> What to work on:
How many lines of the material below contain the string "title"? Answer with the number and nothing else.

============

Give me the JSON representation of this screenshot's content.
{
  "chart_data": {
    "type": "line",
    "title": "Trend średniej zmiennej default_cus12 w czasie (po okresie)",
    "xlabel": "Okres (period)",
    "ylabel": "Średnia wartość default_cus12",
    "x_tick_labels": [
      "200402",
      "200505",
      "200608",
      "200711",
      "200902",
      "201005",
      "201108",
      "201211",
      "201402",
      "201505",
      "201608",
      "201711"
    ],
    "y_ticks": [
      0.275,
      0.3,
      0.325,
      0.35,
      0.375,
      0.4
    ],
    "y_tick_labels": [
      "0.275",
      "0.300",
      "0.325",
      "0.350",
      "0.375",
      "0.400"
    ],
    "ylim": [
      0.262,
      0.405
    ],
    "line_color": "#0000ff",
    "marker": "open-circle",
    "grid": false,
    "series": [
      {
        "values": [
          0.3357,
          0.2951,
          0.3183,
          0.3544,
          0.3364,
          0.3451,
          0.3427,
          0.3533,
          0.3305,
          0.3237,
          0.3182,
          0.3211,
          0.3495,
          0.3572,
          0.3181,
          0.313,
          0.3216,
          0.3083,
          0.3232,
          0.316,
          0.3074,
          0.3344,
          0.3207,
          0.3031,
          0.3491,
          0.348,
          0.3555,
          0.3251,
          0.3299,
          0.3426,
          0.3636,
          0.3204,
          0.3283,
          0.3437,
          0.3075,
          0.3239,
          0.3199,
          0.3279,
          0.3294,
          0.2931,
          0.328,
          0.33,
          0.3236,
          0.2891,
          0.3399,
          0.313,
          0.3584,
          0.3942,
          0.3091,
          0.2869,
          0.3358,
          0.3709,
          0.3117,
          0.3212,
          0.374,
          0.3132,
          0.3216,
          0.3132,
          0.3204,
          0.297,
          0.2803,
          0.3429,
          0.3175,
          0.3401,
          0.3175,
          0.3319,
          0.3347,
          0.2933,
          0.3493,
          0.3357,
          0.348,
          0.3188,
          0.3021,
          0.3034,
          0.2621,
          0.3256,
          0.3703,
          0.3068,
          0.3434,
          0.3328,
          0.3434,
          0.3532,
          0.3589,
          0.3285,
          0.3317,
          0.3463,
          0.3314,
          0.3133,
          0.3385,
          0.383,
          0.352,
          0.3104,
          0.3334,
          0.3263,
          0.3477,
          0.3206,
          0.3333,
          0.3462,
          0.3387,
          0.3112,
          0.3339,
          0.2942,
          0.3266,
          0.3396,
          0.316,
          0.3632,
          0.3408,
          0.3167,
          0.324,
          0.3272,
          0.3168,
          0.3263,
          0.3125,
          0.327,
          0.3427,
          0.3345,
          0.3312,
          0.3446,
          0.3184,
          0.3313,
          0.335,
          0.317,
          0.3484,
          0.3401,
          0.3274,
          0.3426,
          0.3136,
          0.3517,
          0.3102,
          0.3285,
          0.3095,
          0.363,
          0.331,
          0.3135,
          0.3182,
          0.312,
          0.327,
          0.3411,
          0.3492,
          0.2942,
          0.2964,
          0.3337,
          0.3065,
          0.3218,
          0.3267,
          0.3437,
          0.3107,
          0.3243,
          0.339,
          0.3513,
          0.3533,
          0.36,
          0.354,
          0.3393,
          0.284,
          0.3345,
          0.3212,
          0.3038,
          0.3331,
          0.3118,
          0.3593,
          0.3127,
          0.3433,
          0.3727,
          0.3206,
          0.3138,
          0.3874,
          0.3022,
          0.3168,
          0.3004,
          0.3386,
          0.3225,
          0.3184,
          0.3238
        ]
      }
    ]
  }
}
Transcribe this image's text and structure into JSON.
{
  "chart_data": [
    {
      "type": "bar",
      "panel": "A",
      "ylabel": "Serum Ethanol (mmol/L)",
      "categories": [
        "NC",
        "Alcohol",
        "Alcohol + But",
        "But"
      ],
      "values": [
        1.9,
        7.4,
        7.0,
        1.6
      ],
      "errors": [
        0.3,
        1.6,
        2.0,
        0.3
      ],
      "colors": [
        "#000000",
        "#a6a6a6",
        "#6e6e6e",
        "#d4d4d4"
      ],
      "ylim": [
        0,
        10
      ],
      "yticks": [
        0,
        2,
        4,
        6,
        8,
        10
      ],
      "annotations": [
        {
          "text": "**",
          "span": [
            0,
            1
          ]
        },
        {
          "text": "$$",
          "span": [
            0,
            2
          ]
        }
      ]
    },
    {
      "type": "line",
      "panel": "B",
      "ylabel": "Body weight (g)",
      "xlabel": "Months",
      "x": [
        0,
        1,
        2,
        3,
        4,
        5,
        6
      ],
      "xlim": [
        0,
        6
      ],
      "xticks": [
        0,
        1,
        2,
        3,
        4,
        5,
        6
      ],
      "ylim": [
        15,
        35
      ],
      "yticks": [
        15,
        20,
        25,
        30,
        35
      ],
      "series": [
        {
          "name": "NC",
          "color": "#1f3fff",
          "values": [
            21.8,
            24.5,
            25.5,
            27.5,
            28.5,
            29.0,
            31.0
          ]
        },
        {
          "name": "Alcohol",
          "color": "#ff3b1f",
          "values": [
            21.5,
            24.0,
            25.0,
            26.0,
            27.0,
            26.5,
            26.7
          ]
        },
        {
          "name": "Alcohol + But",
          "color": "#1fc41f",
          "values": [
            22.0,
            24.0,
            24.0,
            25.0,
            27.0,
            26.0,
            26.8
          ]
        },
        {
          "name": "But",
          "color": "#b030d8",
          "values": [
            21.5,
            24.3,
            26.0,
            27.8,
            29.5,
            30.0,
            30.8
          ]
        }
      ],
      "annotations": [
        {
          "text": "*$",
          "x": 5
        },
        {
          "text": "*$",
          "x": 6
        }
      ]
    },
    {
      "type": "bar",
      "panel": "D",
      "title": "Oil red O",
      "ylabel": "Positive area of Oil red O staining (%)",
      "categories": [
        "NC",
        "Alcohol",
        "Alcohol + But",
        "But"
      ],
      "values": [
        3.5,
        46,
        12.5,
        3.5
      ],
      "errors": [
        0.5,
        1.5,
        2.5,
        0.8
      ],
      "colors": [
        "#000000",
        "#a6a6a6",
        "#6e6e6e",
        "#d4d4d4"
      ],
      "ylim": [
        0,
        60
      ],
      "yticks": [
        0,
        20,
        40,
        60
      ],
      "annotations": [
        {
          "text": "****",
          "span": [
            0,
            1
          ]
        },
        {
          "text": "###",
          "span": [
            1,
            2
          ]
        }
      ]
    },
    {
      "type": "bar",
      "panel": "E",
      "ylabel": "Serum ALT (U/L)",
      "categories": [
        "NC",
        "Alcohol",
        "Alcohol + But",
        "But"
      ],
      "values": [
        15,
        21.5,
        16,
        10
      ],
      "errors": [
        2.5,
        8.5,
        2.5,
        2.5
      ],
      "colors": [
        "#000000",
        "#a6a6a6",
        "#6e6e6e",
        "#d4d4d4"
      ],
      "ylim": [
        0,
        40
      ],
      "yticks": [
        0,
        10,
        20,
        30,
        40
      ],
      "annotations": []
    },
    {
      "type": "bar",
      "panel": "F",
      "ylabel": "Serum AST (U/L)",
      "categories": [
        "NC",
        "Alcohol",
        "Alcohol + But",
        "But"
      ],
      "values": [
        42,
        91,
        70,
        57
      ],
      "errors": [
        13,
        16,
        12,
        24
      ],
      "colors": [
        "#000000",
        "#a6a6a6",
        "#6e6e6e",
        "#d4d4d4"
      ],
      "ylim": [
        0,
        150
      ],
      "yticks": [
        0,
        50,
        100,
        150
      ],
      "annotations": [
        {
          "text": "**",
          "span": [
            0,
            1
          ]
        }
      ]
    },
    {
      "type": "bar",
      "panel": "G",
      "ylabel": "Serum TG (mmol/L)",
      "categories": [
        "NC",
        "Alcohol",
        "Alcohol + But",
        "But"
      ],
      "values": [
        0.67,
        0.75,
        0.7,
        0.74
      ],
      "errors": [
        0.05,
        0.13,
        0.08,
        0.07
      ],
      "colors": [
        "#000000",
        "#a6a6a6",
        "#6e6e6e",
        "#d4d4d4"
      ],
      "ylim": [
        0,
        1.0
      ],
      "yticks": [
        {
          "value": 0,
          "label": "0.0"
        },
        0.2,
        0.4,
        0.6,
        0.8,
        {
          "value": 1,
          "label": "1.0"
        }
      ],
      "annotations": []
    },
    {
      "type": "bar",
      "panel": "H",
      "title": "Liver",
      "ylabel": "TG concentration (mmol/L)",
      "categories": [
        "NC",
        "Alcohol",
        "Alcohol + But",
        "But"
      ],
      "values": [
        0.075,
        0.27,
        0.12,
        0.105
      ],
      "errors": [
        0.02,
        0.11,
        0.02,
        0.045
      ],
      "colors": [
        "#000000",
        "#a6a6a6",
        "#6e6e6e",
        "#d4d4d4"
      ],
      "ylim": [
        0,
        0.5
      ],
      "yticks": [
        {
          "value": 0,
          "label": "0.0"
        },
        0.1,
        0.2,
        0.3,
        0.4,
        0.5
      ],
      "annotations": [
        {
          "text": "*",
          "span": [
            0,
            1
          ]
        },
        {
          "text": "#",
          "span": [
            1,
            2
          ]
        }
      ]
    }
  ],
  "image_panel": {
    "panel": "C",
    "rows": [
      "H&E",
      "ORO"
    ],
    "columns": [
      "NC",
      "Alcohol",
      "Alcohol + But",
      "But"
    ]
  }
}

============

> In response:
3